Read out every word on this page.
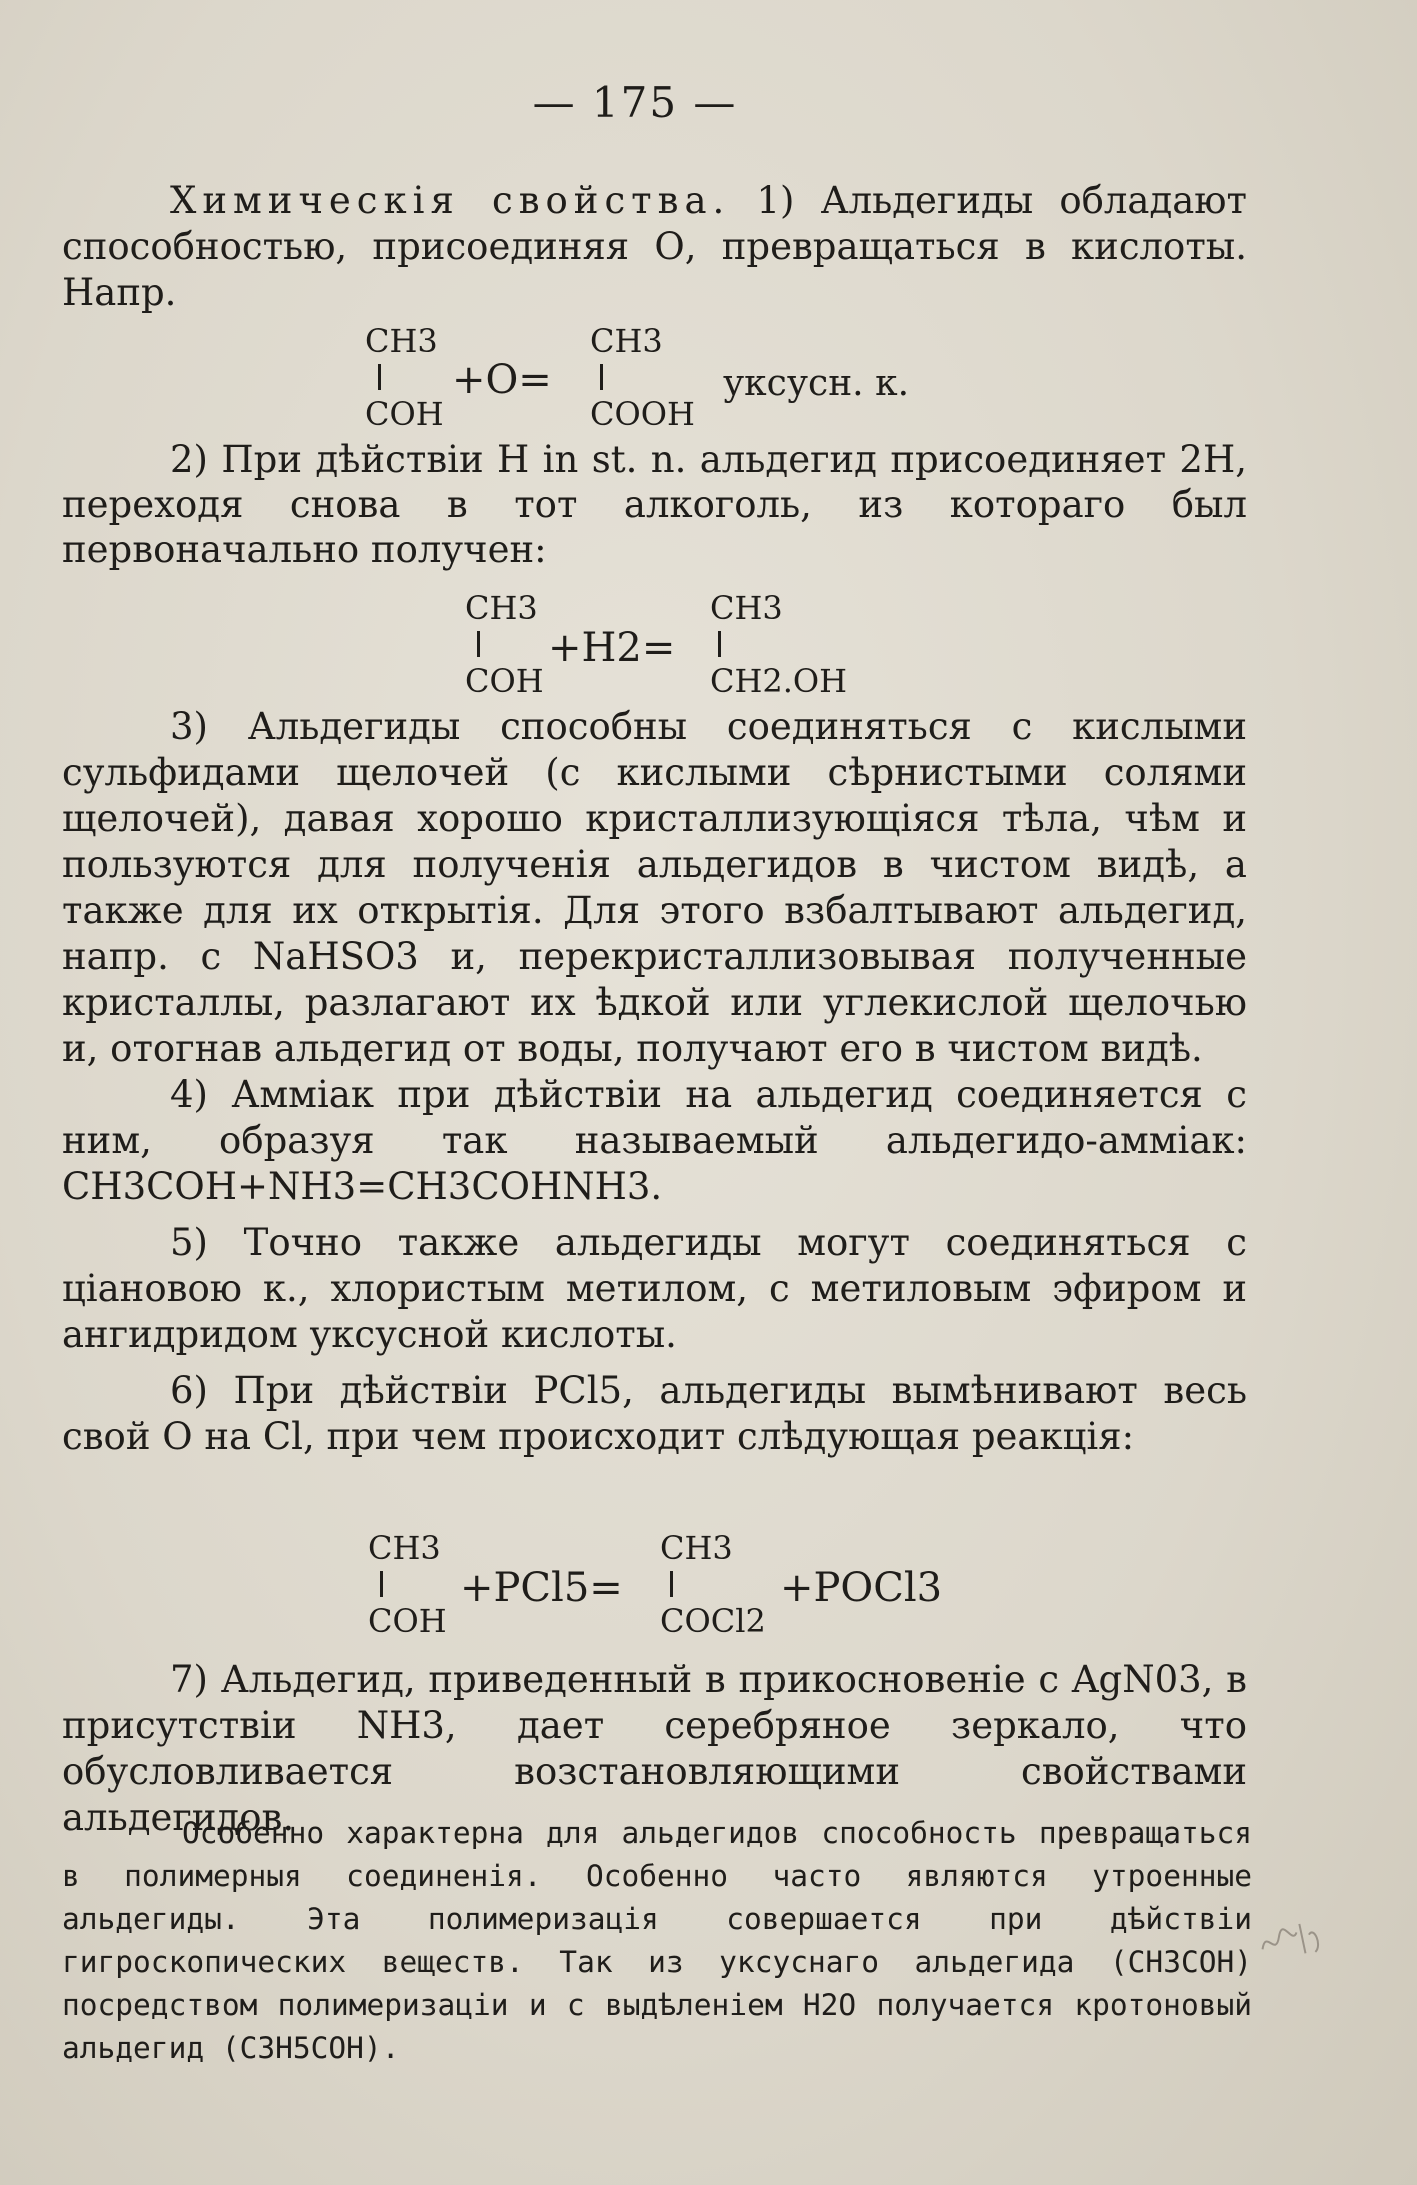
— 175 —

Химическія свойства. 1) Альдегиды обладают способностью, присоединяя О, превращаться в кислоты. Напр.

CH3
COH
+O=
CH3
COOH
уксусн. к.

2) При дѣйствіи H in st. n. альдегид присоединяет 2H, переходя снова в тот алкоголь, из котораго был первоначально получен:

CH3
COH
+H2=
CH3
CH2.OH

3) Альдегиды способны соединяться с кислыми сульфидами щелочей (с кислыми сѣрнистыми солями щелочей), давая хорошо кристаллизующіяся тѣла, чѣм и пользуются для полученія альдегидов в чистом видѣ, а также для их открытія. Для этого взбалтывают альдегид, напр. с NaHSO3 и, перекристаллизовывая полученные кристаллы, разлагают их ѣдкой или углекислой щелочью и, отогнав альдегид от воды, получают его в чистом видѣ.

4) Амміак при дѣйствіи на альдегид соединяется с ним, образуя так называемый альдегидо-амміак: CH3COH+NH3=CH3COHNH3.

5) Точно также альдегиды могут соединяться с ціановою к., хлористым метилом, с метиловым эфиром и ангидридом уксусной кислоты.

6) При дѣйствіи PCl5, альдегиды вымѣнивают весь свой О на Cl, при чем происходит слѣдующая реакція:

CH3
COH
+PCl5=
CH3
COCl2
+POCl3

7) Альдегид, приведенный в прикосновеніе с AgN03, в присутствіи NH3, дает серебряное зеркало, что обусловливается возстановляющими свойствами альдегидов.

Особенно характерна для альдегидов способность превращаться в полимерныя соединенія. Особенно часто являются утроенные альдегиды. Эта полимеризація совершается при дѣйствіи гигроскопических веществ. Так из уксуснаго альдегида (CH3COH) посредством полимеризаціи и с выдѣленіем H2O получается кротоновый альдегид (C3H5COH).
# # #
## Task objective
Copy all lines from the material that include "дѣйствіи".

## Result
2) При дѣйствіи H in st. n. альдегид присоединяет 2H, переходя снова в тот алкоголь, из котораго был первоначально получен:
4) Амміак при дѣйствіи на альдегид соединяется с ним, образуя так называемый альдегидо-амміак: CH3COH+NH3=CH3COHNH3.
6) При дѣйствіи PCl5, альдегиды вымѣнивают весь свой О на Cl, при чем происходит слѣдующая реакція:
Особенно характерна для альдегидов способность превращаться в полимерныя соединенія. Особенно часто являются утроенные альдегиды. Эта полимеризація совершается при дѣйствіи гигроскопических веществ. Так из уксуснаго альдегида (CH3COH) посредством полимеризаціи и с выдѣленіем H2O получается кротоновый альдегид (C3H5COH).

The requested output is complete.